### Task brief
Each record needs to be echoed exactly; can you do that?

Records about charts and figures
— start —

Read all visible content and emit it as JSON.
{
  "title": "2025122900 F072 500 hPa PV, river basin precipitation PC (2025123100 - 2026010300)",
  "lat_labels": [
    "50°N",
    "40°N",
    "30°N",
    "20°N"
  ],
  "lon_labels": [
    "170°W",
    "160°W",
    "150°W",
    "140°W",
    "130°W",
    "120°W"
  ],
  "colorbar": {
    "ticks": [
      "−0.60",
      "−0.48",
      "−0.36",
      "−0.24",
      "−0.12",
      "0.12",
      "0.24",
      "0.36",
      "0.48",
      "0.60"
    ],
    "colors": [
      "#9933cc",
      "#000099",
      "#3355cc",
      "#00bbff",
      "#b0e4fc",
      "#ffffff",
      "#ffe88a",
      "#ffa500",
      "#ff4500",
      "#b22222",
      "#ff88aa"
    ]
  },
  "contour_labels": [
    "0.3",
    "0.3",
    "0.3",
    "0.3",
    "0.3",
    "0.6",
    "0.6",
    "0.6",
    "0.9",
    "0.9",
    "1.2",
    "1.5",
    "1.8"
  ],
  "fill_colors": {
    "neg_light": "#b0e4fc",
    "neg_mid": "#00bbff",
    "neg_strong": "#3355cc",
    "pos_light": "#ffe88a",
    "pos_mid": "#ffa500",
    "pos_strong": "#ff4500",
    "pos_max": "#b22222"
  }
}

— end —

### The answer
Read all visible content and emit it as JSON.
{
  "title": "2025122900 F072 500 hPa PV, river basin precipitation PC (2025123100 - 2026010300)",
  "lat_labels": [
    "50°N",
    "40°N",
    "30°N",
    "20°N"
  ],
  "lon_labels": [
    "170°W",
    "160°W",
    "150°W",
    "140°W",
    "130°W",
    "120°W"
  ],
  "colorbar": {
    "ticks": [
      "−0.60",
      "−0.48",
      "−0.36",
      "−0.24",
      "−0.12",
      "0.12",
      "0.24",
      "0.36",
      "0.48",
      "0.60"
    ],
    "colors": [
      "#9933cc",
      "#000099",
      "#3355cc",
      "#00bbff",
      "#b0e4fc",
      "#ffffff",
      "#ffe88a",
      "#ffa500",
      "#ff4500",
      "#b22222",
      "#ff88aa"
    ]
  },
  "contour_labels": [
    "0.3",
    "0.3",
    "0.3",
    "0.3",
    "0.3",
    "0.6",
    "0.6",
    "0.6",
    "0.9",
    "0.9",
    "1.2",
    "1.5",
    "1.8"
  ],
  "fill_colors": {
    "neg_light": "#b0e4fc",
    "neg_mid": "#00bbff",
    "neg_strong": "#3355cc",
    "pos_light": "#ffe88a",
    "pos_mid": "#ffa500",
    "pos_strong": "#ff4500",
    "pos_max": "#b22222"
  }
}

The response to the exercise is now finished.